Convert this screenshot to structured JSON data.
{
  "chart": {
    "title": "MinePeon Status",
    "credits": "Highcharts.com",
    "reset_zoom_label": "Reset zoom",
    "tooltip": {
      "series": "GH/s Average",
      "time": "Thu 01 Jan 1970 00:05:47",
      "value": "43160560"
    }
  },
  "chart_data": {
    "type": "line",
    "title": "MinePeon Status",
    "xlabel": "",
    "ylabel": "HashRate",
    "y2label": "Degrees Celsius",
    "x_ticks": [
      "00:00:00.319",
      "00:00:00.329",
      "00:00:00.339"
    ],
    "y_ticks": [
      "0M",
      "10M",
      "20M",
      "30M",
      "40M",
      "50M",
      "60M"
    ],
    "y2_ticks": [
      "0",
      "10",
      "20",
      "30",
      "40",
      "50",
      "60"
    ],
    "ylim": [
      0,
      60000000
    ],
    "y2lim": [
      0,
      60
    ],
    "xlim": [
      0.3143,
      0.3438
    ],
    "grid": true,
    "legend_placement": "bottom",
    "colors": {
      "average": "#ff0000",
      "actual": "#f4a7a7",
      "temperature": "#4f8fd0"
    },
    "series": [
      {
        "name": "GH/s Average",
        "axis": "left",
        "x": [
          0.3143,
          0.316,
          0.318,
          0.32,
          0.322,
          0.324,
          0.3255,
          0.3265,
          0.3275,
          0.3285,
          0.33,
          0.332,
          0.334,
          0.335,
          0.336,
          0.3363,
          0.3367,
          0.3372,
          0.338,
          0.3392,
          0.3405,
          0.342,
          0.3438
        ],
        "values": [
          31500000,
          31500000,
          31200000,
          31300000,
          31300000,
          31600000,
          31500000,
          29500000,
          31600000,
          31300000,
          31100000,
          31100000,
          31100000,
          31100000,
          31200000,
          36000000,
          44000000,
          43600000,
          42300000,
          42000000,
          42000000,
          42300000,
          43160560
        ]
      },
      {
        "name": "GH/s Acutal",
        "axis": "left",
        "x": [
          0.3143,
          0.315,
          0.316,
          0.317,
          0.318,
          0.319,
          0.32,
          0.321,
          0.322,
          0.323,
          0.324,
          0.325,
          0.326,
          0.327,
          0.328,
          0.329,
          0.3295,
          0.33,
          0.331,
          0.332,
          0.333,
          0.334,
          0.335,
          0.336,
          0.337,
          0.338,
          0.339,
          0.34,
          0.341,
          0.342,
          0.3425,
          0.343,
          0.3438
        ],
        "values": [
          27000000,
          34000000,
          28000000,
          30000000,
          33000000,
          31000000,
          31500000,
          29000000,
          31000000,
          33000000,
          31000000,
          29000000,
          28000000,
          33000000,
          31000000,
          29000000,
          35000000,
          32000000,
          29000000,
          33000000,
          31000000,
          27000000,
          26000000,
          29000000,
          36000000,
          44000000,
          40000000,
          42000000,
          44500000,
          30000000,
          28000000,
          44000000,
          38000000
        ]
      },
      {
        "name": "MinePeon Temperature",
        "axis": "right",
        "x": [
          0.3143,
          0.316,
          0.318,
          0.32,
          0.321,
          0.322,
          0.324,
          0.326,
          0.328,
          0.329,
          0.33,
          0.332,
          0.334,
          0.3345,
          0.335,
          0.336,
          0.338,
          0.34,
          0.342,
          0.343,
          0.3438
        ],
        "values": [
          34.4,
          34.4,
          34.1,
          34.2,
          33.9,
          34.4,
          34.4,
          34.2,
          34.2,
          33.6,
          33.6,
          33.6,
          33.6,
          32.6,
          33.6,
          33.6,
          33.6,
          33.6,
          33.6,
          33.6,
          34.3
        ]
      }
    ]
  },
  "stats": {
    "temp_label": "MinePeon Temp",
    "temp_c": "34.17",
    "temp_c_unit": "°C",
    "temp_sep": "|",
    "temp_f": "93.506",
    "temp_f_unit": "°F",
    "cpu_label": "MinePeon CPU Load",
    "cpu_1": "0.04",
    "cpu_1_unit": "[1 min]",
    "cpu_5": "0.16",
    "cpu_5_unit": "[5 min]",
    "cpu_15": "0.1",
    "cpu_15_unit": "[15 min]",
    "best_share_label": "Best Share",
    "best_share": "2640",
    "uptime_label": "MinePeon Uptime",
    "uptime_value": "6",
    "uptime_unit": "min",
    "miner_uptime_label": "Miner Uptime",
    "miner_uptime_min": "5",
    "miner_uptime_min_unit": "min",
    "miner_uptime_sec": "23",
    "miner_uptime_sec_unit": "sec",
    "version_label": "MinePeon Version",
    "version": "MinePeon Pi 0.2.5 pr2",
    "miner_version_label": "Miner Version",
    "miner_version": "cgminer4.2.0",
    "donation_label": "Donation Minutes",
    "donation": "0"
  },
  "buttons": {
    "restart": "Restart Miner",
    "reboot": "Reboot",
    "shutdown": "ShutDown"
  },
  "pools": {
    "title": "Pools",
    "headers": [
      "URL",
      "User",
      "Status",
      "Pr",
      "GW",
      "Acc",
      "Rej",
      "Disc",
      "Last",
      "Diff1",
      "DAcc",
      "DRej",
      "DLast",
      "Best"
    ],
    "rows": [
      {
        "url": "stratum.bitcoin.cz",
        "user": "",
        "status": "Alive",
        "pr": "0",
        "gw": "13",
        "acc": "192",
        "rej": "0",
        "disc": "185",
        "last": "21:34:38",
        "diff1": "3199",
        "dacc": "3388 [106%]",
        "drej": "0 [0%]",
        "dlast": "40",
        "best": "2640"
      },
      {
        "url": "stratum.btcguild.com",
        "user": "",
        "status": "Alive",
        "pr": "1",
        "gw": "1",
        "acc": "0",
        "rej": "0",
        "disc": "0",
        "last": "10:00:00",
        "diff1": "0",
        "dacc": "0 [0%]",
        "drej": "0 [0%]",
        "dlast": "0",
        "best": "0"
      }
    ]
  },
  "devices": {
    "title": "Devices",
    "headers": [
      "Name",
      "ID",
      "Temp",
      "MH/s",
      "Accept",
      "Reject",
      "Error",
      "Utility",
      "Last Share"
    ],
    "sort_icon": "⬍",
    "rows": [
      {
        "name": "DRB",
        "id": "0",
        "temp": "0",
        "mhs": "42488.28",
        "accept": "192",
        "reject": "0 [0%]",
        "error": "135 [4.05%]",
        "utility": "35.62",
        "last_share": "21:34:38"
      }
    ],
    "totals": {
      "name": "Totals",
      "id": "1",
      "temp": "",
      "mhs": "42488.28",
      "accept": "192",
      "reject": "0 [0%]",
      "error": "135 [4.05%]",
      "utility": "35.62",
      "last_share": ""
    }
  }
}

_REQUIRED WORK_
Without leaving anything out, give the entries again exactly.

_TASK SOLUTION_
Convert this screenshot to structured JSON data.
{
  "chart": {
    "title": "MinePeon Status",
    "credits": "Highcharts.com",
    "reset_zoom_label": "Reset zoom",
    "tooltip": {
      "series": "GH/s Average",
      "time": "Thu 01 Jan 1970 00:05:47",
      "value": "43160560"
    }
  },
  "chart_data": {
    "type": "line",
    "title": "MinePeon Status",
    "xlabel": "",
    "ylabel": "HashRate",
    "y2label": "Degrees Celsius",
    "x_ticks": [
      "00:00:00.319",
      "00:00:00.329",
      "00:00:00.339"
    ],
    "y_ticks": [
      "0M",
      "10M",
      "20M",
      "30M",
      "40M",
      "50M",
      "60M"
    ],
    "y2_ticks": [
      "0",
      "10",
      "20",
      "30",
      "40",
      "50",
      "60"
    ],
    "ylim": [
      0,
      60000000
    ],
    "y2lim": [
      0,
      60
    ],
    "xlim": [
      0.3143,
      0.3438
    ],
    "grid": true,
    "legend_placement": "bottom",
    "colors": {
      "average": "#ff0000",
      "actual": "#f4a7a7",
      "temperature": "#4f8fd0"
    },
    "series": [
      {
        "name": "GH/s Average",
        "axis": "left",
        "x": [
          0.3143,
          0.316,
          0.318,
          0.32,
          0.322,
          0.324,
          0.3255,
          0.3265,
          0.3275,
          0.3285,
          0.33,
          0.332,
          0.334,
          0.335,
          0.336,
          0.3363,
          0.3367,
          0.3372,
          0.338,
          0.3392,
          0.3405,
          0.342,
          0.3438
        ],
        "values": [
          31500000,
          31500000,
          31200000,
          31300000,
          31300000,
          31600000,
          31500000,
          29500000,
          31600000,
          31300000,
          31100000,
          31100000,
          31100000,
          31100000,
          31200000,
          36000000,
          44000000,
          43600000,
          42300000,
          42000000,
          42000000,
          42300000,
          43160560
        ]
      },
      {
        "name": "GH/s Acutal",
        "axis": "left",
        "x": [
          0.3143,
          0.315,
          0.316,
          0.317,
          0.318,
          0.319,
          0.32,
          0.321,
          0.322,
          0.323,
          0.324,
          0.325,
          0.326,
          0.327,
          0.328,
          0.329,
          0.3295,
          0.33,
          0.331,
          0.332,
          0.333,
          0.334,
          0.335,
          0.336,
          0.337,
          0.338,
          0.339,
          0.34,
          0.341,
          0.342,
          0.3425,
          0.343,
          0.3438
        ],
        "values": [
          27000000,
          34000000,
          28000000,
          30000000,
          33000000,
          31000000,
          31500000,
          29000000,
          31000000,
          33000000,
          31000000,
          29000000,
          28000000,
          33000000,
          31000000,
          29000000,
          35000000,
          32000000,
          29000000,
          33000000,
          31000000,
          27000000,
          26000000,
          29000000,
          36000000,
          44000000,
          40000000,
          42000000,
          44500000,
          30000000,
          28000000,
          44000000,
          38000000
        ]
      },
      {
        "name": "MinePeon Temperature",
        "axis": "right",
        "x": [
          0.3143,
          0.316,
          0.318,
          0.32,
          0.321,
          0.322,
          0.324,
          0.326,
          0.328,
          0.329,
          0.33,
          0.332,
          0.334,
          0.3345,
          0.335,
          0.336,
          0.338,
          0.34,
          0.342,
          0.343,
          0.3438
        ],
        "values": [
          34.4,
          34.4,
          34.1,
          34.2,
          33.9,
          34.4,
          34.4,
          34.2,
          34.2,
          33.6,
          33.6,
          33.6,
          33.6,
          32.6,
          33.6,
          33.6,
          33.6,
          33.6,
          33.6,
          33.6,
          34.3
        ]
      }
    ]
  },
  "stats": {
    "temp_label": "MinePeon Temp",
    "temp_c": "34.17",
    "temp_c_unit": "°C",
    "temp_sep": "|",
    "temp_f": "93.506",
    "temp_f_unit": "°F",
    "cpu_label": "MinePeon CPU Load",
    "cpu_1": "0.04",
    "cpu_1_unit": "[1 min]",
    "cpu_5": "0.16",
    "cpu_5_unit": "[5 min]",
    "cpu_15": "0.1",
    "cpu_15_unit": "[15 min]",
    "best_share_label": "Best Share",
    "best_share": "2640",
    "uptime_label": "MinePeon Uptime",
    "uptime_value": "6",
    "uptime_unit": "min",
    "miner_uptime_label": "Miner Uptime",
    "miner_uptime_min": "5",
    "miner_uptime_min_unit": "min",
    "miner_uptime_sec": "23",
    "miner_uptime_sec_unit": "sec",
    "version_label": "MinePeon Version",
    "version": "MinePeon Pi 0.2.5 pr2",
    "miner_version_label": "Miner Version",
    "miner_version": "cgminer4.2.0",
    "donation_label": "Donation Minutes",
    "donation": "0"
  },
  "buttons": {
    "restart": "Restart Miner",
    "reboot": "Reboot",
    "shutdown": "ShutDown"
  },
  "pools": {
    "title": "Pools",
    "headers": [
      "URL",
      "User",
      "Status",
      "Pr",
      "GW",
      "Acc",
      "Rej",
      "Disc",
      "Last",
      "Diff1",
      "DAcc",
      "DRej",
      "DLast",
      "Best"
    ],
    "rows": [
      {
        "url": "stratum.bitcoin.cz",
        "user": "",
        "status": "Alive",
        "pr": "0",
        "gw": "13",
        "acc": "192",
        "rej": "0",
        "disc": "185",
        "last": "21:34:38",
        "diff1": "3199",
        "dacc": "3388 [106%]",
        "drej": "0 [0%]",
        "dlast": "40",
        "best": "2640"
      },
      {
        "url": "stratum.btcguild.com",
        "user": "",
        "status": "Alive",
        "pr": "1",
        "gw": "1",
        "acc": "0",
        "rej": "0",
        "disc": "0",
        "last": "10:00:00",
        "diff1": "0",
        "dacc": "0 [0%]",
        "drej": "0 [0%]",
        "dlast": "0",
        "best": "0"
      }
    ]
  },
  "devices": {
    "title": "Devices",
    "headers": [
      "Name",
      "ID",
      "Temp",
      "MH/s",
      "Accept",
      "Reject",
      "Error",
      "Utility",
      "Last Share"
    ],
    "sort_icon": "⬍",
    "rows": [
      {
        "name": "DRB",
        "id": "0",
        "temp": "0",
        "mhs": "42488.28",
        "accept": "192",
        "reject": "0 [0%]",
        "error": "135 [4.05%]",
        "utility": "35.62",
        "last_share": "21:34:38"
      }
    ],
    "totals": {
      "name": "Totals",
      "id": "1",
      "temp": "",
      "mhs": "42488.28",
      "accept": "192",
      "reject": "0 [0%]",
      "error": "135 [4.05%]",
      "utility": "35.62",
      "last_share": ""
    }
  }
}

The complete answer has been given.